→ DO THIS
Go through the entries below and copy each line containing the word "time".

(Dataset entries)

++++++++

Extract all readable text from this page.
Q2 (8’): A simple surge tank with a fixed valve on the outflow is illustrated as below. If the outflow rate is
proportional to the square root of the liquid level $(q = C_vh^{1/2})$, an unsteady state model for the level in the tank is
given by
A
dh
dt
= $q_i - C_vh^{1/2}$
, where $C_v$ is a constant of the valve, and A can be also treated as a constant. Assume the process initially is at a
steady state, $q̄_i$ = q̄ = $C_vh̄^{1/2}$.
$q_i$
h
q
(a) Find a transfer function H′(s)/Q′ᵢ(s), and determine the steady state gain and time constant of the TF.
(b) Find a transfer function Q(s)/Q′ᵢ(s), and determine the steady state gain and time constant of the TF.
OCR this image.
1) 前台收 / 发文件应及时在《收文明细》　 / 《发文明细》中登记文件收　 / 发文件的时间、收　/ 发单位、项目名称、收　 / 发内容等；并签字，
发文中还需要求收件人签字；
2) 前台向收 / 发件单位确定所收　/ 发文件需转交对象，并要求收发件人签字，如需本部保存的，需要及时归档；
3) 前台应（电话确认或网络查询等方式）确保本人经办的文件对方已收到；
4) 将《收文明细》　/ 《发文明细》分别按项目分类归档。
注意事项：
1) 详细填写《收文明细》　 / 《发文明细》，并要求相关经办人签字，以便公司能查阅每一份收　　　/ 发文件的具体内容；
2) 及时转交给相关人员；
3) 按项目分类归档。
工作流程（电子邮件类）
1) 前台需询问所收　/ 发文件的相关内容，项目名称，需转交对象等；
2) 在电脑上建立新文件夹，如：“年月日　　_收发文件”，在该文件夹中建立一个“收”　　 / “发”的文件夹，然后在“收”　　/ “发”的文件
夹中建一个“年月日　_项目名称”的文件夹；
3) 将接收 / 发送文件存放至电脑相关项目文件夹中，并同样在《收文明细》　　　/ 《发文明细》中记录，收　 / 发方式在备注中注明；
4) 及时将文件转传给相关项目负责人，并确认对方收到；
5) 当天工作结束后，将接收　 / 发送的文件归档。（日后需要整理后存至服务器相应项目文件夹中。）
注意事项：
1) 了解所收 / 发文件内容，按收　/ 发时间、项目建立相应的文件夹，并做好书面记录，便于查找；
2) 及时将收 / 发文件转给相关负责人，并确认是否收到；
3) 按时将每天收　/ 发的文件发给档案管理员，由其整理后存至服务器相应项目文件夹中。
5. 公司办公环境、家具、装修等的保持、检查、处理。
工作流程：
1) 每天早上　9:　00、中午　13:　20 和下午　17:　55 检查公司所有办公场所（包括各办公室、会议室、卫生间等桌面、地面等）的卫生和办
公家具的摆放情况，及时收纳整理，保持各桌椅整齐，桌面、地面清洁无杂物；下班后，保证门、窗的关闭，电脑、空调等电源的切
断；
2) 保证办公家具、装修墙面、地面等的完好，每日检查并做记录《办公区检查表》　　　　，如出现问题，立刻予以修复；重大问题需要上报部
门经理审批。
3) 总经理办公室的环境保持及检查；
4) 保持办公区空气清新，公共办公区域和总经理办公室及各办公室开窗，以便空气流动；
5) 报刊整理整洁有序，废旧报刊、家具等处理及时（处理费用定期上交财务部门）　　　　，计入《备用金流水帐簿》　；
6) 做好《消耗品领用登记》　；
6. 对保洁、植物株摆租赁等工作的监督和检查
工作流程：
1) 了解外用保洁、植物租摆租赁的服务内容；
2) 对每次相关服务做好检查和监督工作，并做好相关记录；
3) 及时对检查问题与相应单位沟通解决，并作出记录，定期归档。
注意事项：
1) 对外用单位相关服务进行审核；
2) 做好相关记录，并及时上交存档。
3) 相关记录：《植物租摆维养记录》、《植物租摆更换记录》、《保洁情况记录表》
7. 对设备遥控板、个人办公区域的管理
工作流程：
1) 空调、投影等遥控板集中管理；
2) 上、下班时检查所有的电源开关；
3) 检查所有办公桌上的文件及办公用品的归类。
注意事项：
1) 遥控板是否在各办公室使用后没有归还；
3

++++++++

→ EXPECTED OUTPUT
(a) Find a transfer function H′(s)/Q′ᵢ(s), and determine the steady state gain and time constant of the TF.
(b) Find a transfer function Q(s)/Q′ᵢ(s), and determine the steady state gain and time constant of the TF.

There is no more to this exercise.